# [WHAT YOU NEED TO DO]
Gather each line of the entries below that includes "text".

# [TASK DATA]
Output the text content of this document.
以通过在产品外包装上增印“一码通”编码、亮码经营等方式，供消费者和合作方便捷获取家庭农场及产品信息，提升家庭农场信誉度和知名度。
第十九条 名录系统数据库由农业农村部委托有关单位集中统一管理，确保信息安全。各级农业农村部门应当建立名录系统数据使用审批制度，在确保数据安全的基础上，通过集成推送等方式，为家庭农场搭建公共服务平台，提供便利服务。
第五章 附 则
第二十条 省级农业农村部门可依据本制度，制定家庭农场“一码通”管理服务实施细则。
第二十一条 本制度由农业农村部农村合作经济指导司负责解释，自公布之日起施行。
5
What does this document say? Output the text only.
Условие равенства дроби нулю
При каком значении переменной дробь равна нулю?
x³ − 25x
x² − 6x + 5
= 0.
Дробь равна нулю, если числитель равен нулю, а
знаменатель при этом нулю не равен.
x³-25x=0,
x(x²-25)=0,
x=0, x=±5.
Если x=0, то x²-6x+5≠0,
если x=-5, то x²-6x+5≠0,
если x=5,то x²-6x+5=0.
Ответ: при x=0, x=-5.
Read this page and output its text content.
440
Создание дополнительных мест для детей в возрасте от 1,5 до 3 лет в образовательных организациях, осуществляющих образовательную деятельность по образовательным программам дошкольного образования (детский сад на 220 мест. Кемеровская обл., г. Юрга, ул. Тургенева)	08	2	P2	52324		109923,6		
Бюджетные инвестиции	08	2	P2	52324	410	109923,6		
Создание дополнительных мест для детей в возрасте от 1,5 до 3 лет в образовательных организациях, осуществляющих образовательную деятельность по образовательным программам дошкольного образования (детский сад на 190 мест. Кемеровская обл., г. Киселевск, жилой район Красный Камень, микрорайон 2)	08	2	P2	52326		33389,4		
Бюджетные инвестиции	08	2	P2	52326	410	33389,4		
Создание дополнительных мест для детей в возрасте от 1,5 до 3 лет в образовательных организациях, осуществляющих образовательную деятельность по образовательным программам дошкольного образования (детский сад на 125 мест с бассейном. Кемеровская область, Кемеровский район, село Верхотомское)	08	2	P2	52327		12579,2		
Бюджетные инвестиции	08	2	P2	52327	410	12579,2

# [ANSWER TO THE PROBLEM]
Output the text content of this document.
What does this document say? Output the text only.
Read this page and output its text content.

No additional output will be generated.